— BEGIN —

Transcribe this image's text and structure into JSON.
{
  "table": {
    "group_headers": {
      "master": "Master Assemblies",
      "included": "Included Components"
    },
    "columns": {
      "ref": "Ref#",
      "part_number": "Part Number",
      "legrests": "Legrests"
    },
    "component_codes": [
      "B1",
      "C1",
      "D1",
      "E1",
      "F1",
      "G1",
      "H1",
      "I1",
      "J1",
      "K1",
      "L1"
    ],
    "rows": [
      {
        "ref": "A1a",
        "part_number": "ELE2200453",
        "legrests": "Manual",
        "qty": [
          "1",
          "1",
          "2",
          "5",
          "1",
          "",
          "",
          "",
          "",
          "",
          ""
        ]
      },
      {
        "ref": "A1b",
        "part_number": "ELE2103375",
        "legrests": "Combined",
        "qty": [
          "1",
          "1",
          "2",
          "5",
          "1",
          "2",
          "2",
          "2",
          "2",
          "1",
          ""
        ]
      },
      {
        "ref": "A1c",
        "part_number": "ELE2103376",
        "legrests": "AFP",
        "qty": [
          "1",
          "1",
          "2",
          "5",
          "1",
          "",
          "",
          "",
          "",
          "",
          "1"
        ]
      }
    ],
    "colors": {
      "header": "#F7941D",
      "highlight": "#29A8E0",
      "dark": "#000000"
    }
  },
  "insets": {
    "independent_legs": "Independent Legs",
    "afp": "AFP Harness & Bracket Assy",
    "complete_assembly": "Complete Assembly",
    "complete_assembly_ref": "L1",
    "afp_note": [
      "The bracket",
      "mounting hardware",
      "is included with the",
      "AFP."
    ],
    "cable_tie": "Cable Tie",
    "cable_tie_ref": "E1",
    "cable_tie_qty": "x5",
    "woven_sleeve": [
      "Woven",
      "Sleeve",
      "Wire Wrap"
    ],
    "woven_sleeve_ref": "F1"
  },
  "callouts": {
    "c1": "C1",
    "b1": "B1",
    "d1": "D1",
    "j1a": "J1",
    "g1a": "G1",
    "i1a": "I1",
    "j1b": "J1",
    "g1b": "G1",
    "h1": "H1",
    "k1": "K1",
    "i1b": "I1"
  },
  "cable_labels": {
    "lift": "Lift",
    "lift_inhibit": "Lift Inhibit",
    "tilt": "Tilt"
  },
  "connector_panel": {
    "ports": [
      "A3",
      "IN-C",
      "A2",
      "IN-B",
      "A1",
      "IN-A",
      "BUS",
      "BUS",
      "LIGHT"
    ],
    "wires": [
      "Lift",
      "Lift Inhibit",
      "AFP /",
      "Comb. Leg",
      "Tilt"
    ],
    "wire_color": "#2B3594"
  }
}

— END —

### The exercise
Write all of the records out again exactly.

### Task result
Transcribe this image's text and structure into JSON.
{
  "table": {
    "group_headers": {
      "master": "Master Assemblies",
      "included": "Included Components"
    },
    "columns": {
      "ref": "Ref#",
      "part_number": "Part Number",
      "legrests": "Legrests"
    },
    "component_codes": [
      "B1",
      "C1",
      "D1",
      "E1",
      "F1",
      "G1",
      "H1",
      "I1",
      "J1",
      "K1",
      "L1"
    ],
    "rows": [
      {
        "ref": "A1a",
        "part_number": "ELE2200453",
        "legrests": "Manual",
        "qty": [
          "1",
          "1",
          "2",
          "5",
          "1",
          "",
          "",
          "",
          "",
          "",
          ""
        ]
      },
      {
        "ref": "A1b",
        "part_number": "ELE2103375",
        "legrests": "Combined",
        "qty": [
          "1",
          "1",
          "2",
          "5",
          "1",
          "2",
          "2",
          "2",
          "2",
          "1",
          ""
        ]
      },
      {
        "ref": "A1c",
        "part_number": "ELE2103376",
        "legrests": "AFP",
        "qty": [
          "1",
          "1",
          "2",
          "5",
          "1",
          "",
          "",
          "",
          "",
          "",
          "1"
        ]
      }
    ],
    "colors": {
      "header": "#F7941D",
      "highlight": "#29A8E0",
      "dark": "#000000"
    }
  },
  "insets": {
    "independent_legs": "Independent Legs",
    "afp": "AFP Harness & Bracket Assy",
    "complete_assembly": "Complete Assembly",
    "complete_assembly_ref": "L1",
    "afp_note": [
      "The bracket",
      "mounting hardware",
      "is included with the",
      "AFP."
    ],
    "cable_tie": "Cable Tie",
    "cable_tie_ref": "E1",
    "cable_tie_qty": "x5",
    "woven_sleeve": [
      "Woven",
      "Sleeve",
      "Wire Wrap"
    ],
    "woven_sleeve_ref": "F1"
  },
  "callouts": {
    "c1": "C1",
    "b1": "B1",
    "d1": "D1",
    "j1a": "J1",
    "g1a": "G1",
    "i1a": "I1",
    "j1b": "J1",
    "g1b": "G1",
    "h1": "H1",
    "k1": "K1",
    "i1b": "I1"
  },
  "cable_labels": {
    "lift": "Lift",
    "lift_inhibit": "Lift Inhibit",
    "tilt": "Tilt"
  },
  "connector_panel": {
    "ports": [
      "A3",
      "IN-C",
      "A2",
      "IN-B",
      "A1",
      "IN-A",
      "BUS",
      "BUS",
      "LIGHT"
    ],
    "wires": [
      "Lift",
      "Lift Inhibit",
      "AFP /",
      "Comb. Leg",
      "Tilt"
    ],
    "wire_color": "#2B3594"
  }
}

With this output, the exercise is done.